» WRITTEN PROBLEM
Restate the complete material exactly.

[Saved entries]
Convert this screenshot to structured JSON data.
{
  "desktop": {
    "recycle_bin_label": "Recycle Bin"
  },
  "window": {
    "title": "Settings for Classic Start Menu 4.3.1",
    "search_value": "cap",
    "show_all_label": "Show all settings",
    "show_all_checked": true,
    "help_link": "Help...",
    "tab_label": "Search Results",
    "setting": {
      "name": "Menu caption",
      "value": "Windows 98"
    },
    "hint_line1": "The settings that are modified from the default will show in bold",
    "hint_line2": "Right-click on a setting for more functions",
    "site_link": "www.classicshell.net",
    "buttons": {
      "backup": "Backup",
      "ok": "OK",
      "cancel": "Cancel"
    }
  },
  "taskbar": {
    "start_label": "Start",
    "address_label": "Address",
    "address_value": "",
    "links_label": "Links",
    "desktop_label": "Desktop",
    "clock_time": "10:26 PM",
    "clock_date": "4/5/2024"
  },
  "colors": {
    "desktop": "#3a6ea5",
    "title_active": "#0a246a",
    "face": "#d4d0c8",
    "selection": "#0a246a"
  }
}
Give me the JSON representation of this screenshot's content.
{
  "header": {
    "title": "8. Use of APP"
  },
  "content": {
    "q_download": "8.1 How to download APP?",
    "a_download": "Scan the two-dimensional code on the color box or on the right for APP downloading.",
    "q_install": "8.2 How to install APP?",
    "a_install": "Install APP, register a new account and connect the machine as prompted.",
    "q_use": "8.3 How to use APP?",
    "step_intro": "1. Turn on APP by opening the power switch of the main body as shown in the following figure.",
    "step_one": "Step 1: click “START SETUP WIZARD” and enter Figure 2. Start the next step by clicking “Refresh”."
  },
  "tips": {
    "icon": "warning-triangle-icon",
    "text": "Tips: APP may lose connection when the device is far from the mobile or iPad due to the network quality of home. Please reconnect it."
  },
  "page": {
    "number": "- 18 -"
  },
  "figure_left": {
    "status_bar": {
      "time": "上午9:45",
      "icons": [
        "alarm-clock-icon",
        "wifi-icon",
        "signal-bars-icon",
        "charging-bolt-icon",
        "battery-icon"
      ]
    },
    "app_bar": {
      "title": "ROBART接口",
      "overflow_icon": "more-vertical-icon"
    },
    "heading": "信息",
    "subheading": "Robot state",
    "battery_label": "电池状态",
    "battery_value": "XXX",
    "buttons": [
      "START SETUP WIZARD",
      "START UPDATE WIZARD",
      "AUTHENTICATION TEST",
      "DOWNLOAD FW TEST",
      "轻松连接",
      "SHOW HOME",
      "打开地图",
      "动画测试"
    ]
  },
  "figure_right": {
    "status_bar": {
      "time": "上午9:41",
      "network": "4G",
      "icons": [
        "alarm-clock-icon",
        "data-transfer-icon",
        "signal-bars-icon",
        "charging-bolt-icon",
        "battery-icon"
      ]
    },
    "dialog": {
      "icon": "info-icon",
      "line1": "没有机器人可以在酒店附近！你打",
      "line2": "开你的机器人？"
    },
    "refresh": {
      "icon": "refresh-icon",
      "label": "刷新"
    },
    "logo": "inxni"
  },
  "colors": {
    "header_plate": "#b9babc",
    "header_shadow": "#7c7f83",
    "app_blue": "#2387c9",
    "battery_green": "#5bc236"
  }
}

» WRITTEN ANSWER
Convert this screenshot to structured JSON data.
{
  "desktop": {
    "recycle_bin_label": "Recycle Bin"
  },
  "window": {
    "title": "Settings for Classic Start Menu 4.3.1",
    "search_value": "cap",
    "show_all_label": "Show all settings",
    "show_all_checked": true,
    "help_link": "Help...",
    "tab_label": "Search Results",
    "setting": {
      "name": "Menu caption",
      "value": "Windows 98"
    },
    "hint_line1": "The settings that are modified from the default will show in bold",
    "hint_line2": "Right-click on a setting for more functions",
    "site_link": "www.classicshell.net",
    "buttons": {
      "backup": "Backup",
      "ok": "OK",
      "cancel": "Cancel"
    }
  },
  "taskbar": {
    "start_label": "Start",
    "address_label": "Address",
    "address_value": "",
    "links_label": "Links",
    "desktop_label": "Desktop",
    "clock_time": "10:26 PM",
    "clock_date": "4/5/2024"
  },
  "colors": {
    "desktop": "#3a6ea5",
    "title_active": "#0a246a",
    "face": "#d4d0c8",
    "selection": "#0a246a"
  }
}
Give me the JSON representation of this screenshot's content.
{
  "header": {
    "title": "8. Use of APP"
  },
  "content": {
    "q_download": "8.1 How to download APP?",
    "a_download": "Scan the two-dimensional code on the color box or on the right for APP downloading.",
    "q_install": "8.2 How to install APP?",
    "a_install": "Install APP, register a new account and connect the machine as prompted.",
    "q_use": "8.3 How to use APP?",
    "step_intro": "1. Turn on APP by opening the power switch of the main body as shown in the following figure.",
    "step_one": "Step 1: click “START SETUP WIZARD” and enter Figure 2. Start the next step by clicking “Refresh”."
  },
  "tips": {
    "icon": "warning-triangle-icon",
    "text": "Tips: APP may lose connection when the device is far from the mobile or iPad due to the network quality of home. Please reconnect it."
  },
  "page": {
    "number": "- 18 -"
  },
  "figure_left": {
    "status_bar": {
      "time": "上午9:45",
      "icons": [
        "alarm-clock-icon",
        "wifi-icon",
        "signal-bars-icon",
        "charging-bolt-icon",
        "battery-icon"
      ]
    },
    "app_bar": {
      "title": "ROBART接口",
      "overflow_icon": "more-vertical-icon"
    },
    "heading": "信息",
    "subheading": "Robot state",
    "battery_label": "电池状态",
    "battery_value": "XXX",
    "buttons": [
      "START SETUP WIZARD",
      "START UPDATE WIZARD",
      "AUTHENTICATION TEST",
      "DOWNLOAD FW TEST",
      "轻松连接",
      "SHOW HOME",
      "打开地图",
      "动画测试"
    ]
  },
  "figure_right": {
    "status_bar": {
      "time": "上午9:41",
      "network": "4G",
      "icons": [
        "alarm-clock-icon",
        "data-transfer-icon",
        "signal-bars-icon",
        "charging-bolt-icon",
        "battery-icon"
      ]
    },
    "dialog": {
      "icon": "info-icon",
      "line1": "没有机器人可以在酒店附近！你打",
      "line2": "开你的机器人？"
    },
    "refresh": {
      "icon": "refresh-icon",
      "label": "刷新"
    },
    "logo": "inxni"
  },
  "colors": {
    "header_plate": "#b9babc",
    "header_shadow": "#7c7f83",
    "app_blue": "#2387c9",
    "battery_green": "#5bc236"
  }
}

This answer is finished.